WHAT YOU ARE ASKED TO DO: Copy the following data line for line, with no changes of any kind.

Collected data:
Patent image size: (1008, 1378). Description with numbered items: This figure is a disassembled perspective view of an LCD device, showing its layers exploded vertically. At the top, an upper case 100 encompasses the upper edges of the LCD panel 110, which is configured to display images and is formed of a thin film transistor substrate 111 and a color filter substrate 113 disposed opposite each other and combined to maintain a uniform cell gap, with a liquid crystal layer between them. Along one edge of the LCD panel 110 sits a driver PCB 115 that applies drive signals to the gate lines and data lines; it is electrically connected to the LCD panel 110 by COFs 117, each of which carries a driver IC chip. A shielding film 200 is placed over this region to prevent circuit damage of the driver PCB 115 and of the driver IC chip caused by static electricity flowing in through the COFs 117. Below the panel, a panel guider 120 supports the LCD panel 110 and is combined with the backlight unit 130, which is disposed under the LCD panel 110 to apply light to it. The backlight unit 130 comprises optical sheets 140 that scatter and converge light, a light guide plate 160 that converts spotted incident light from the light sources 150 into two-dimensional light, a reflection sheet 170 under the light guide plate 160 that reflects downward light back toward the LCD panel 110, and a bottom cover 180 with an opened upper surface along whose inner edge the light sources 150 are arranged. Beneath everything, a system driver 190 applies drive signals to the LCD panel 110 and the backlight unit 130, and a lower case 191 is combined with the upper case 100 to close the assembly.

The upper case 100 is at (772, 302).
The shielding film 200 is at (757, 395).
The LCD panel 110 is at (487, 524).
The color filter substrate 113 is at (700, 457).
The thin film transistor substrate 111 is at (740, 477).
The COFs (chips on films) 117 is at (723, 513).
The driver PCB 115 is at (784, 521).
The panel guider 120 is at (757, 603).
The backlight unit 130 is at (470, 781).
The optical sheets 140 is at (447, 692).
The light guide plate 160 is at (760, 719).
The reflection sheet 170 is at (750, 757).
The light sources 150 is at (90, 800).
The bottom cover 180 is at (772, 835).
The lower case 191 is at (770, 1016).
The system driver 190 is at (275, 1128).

REPLY TO THE EXERCISE:
Patent image size: (1008, 1378). Description with numbered items: This figure is a disassembled perspective view of an LCD device, showing its layers exploded vertically. At the top, an upper case 100 encompasses the upper edges of the LCD panel 110, which is configured to display images and is formed of a thin film transistor substrate 111 and a color filter substrate 113 disposed opposite each other and combined to maintain a uniform cell gap, with a liquid crystal layer between them. Along one edge of the LCD panel 110 sits a driver PCB 115 that applies drive signals to the gate lines and data lines; it is electrically connected to the LCD panel 110 by COFs 117, each of which carries a driver IC chip. A shielding film 200 is placed over this region to prevent circuit damage of the driver PCB 115 and of the driver IC chip caused by static electricity flowing in through the COFs 117. Below the panel, a panel guider 120 supports the LCD panel 110 and is combined with the backlight unit 130, which is disposed under the LCD panel 110 to apply light to it. The backlight unit 130 comprises optical sheets 140 that scatter and converge light, a light guide plate 160 that converts spotted incident light from the light sources 150 into two-dimensional light, a reflection sheet 170 under the light guide plate 160 that reflects downward light back toward the LCD panel 110, and a bottom cover 180 with an opened upper surface along whose inner edge the light sources 150 are arranged. Beneath everything, a system driver 190 applies drive signals to the LCD panel 110 and the backlight unit 130, and a lower case 191 is combined with the upper case 100 to close the assembly.

The upper case 100 is at (772, 302).
The shielding film 200 is at (757, 395).
The LCD panel 110 is at (487, 524).
The color filter substrate 113 is at (700, 457).
The thin film transistor substrate 111 is at (740, 477).
The COFs (chips on films) 117 is at (723, 513).
The driver PCB 115 is at (784, 521).
The panel guider 120 is at (757, 603).
The backlight unit 130 is at (470, 781).
The optical sheets 140 is at (447, 692).
The light guide plate 160 is at (760, 719).
The reflection sheet 170 is at (750, 757).
The light sources 150 is at (90, 800).
The bottom cover 180 is at (772, 835).
The lower case 191 is at (770, 1016).
The system driver 190 is at (275, 1128).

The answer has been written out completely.